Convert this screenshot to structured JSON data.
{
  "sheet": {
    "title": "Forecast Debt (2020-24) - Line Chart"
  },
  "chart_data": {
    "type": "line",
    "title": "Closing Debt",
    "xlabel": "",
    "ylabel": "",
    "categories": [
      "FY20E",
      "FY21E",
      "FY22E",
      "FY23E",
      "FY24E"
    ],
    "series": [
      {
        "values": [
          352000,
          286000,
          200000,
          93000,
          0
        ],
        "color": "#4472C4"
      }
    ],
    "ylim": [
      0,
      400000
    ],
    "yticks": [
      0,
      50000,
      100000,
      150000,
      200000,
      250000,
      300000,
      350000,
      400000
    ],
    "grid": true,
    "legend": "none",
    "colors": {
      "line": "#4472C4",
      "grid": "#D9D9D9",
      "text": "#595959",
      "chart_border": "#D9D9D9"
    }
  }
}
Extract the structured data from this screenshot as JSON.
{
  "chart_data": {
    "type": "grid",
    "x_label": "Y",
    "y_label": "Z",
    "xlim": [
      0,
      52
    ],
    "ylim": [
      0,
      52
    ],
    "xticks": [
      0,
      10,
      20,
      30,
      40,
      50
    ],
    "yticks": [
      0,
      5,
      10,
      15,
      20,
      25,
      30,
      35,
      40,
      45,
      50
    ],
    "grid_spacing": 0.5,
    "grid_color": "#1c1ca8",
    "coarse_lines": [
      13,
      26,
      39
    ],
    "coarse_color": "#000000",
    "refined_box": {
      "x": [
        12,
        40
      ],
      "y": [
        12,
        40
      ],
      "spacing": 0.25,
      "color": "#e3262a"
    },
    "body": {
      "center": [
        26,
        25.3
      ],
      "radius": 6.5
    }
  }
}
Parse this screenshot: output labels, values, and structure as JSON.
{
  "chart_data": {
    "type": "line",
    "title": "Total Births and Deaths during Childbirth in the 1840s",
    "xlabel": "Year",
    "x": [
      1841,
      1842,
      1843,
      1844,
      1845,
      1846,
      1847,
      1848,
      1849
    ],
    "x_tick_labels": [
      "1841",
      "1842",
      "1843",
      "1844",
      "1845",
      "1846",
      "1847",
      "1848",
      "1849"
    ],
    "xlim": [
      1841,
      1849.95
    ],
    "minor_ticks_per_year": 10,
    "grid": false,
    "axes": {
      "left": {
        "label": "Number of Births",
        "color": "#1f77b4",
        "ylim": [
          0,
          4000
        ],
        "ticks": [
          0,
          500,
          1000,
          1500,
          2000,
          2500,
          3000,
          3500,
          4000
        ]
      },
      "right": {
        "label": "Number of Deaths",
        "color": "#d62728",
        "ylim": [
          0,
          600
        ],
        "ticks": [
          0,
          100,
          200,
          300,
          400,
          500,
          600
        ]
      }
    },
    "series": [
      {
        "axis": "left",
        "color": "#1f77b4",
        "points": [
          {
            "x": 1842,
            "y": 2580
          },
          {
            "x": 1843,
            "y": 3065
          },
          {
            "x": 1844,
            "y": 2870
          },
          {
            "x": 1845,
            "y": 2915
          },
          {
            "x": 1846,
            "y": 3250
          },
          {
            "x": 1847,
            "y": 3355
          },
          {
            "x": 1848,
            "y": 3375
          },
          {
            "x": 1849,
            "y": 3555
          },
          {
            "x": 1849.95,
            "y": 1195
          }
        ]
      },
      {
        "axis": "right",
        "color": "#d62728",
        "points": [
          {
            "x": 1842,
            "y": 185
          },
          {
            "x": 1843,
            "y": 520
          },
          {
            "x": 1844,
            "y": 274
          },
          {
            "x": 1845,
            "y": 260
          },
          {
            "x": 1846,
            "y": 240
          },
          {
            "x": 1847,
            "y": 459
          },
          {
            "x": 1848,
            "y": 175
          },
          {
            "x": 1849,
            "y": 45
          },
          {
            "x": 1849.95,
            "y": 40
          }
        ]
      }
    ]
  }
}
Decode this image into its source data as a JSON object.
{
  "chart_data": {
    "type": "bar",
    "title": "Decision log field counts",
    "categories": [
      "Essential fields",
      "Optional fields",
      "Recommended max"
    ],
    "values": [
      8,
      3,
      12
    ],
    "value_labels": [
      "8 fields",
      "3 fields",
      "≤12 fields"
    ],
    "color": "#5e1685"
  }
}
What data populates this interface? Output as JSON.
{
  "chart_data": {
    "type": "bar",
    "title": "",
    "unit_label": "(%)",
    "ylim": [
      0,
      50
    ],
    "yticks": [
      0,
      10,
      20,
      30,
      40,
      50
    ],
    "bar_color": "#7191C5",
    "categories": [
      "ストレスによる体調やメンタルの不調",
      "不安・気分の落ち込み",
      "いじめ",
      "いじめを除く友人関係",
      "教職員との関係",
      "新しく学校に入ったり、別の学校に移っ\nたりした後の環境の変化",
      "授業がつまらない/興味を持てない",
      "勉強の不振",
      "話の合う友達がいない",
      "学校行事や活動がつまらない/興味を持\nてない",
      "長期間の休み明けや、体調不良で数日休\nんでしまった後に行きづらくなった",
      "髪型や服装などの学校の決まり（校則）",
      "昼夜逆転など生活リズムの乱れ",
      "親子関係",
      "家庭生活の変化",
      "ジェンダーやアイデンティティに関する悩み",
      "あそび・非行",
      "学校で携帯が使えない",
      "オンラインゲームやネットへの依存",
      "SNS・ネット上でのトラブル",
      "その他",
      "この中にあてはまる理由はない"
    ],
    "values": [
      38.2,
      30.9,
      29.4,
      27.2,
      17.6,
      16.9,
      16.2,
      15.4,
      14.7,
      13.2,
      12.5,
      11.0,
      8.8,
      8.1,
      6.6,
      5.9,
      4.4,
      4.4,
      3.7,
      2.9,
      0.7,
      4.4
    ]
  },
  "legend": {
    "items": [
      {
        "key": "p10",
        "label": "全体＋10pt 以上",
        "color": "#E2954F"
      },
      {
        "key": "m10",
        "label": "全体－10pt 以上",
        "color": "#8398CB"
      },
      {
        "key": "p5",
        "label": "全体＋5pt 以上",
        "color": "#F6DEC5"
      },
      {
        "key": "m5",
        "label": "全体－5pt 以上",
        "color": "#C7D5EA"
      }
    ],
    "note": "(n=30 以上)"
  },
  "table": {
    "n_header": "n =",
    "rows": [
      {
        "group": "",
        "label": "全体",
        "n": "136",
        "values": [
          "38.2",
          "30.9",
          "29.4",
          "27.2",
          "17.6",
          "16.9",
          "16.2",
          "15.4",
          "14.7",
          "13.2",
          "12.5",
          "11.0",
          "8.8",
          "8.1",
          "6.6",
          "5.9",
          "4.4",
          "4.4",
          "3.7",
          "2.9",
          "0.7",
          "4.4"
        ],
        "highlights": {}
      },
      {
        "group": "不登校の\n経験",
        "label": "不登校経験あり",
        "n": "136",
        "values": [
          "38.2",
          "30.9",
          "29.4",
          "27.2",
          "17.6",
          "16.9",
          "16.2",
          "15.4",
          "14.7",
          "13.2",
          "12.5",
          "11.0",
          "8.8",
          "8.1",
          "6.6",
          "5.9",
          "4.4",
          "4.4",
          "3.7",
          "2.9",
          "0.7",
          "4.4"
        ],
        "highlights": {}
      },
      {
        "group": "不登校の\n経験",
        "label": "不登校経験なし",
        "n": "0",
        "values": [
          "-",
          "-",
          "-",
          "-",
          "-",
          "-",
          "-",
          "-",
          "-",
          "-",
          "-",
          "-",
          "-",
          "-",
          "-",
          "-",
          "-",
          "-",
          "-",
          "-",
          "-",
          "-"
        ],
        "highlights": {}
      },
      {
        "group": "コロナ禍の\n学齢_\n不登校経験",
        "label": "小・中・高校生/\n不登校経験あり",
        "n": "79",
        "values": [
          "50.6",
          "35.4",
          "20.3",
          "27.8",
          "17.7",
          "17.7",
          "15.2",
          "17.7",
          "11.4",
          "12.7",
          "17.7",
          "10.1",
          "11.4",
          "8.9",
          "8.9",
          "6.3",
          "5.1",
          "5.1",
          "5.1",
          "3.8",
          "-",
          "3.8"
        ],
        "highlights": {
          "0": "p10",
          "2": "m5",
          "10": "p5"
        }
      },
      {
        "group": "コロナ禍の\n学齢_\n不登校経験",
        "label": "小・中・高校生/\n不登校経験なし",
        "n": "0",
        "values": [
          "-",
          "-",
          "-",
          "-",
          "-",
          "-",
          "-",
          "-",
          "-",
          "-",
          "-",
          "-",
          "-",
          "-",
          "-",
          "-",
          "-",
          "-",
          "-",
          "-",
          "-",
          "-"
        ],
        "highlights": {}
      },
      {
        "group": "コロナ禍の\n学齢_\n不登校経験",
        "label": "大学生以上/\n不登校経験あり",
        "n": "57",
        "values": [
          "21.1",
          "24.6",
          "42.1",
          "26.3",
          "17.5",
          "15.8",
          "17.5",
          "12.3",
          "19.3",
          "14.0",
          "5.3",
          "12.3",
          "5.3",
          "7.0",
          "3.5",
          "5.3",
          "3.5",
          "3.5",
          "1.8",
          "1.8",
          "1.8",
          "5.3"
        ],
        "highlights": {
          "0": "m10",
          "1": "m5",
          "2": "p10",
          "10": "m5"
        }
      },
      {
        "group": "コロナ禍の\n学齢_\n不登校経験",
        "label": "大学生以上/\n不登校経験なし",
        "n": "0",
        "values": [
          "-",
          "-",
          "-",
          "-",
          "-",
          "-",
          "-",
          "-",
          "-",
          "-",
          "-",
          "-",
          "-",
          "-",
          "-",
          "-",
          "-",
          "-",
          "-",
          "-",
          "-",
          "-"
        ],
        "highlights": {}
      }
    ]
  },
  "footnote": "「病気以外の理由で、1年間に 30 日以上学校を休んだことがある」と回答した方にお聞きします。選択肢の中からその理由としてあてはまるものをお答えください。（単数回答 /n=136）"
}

EXERCISE REQUIREMENTS: Each line in the entries above that includes the string "title" should be extracted.

EXERCISE SOLUTION:
    "title": "Forecast Debt (2020-24) - Line Chart"
    "title": "Closing Debt",
    "title": "Total Births and Deaths during Childbirth in the 1840s",
    "title": "Decision log field counts",
    "title": "",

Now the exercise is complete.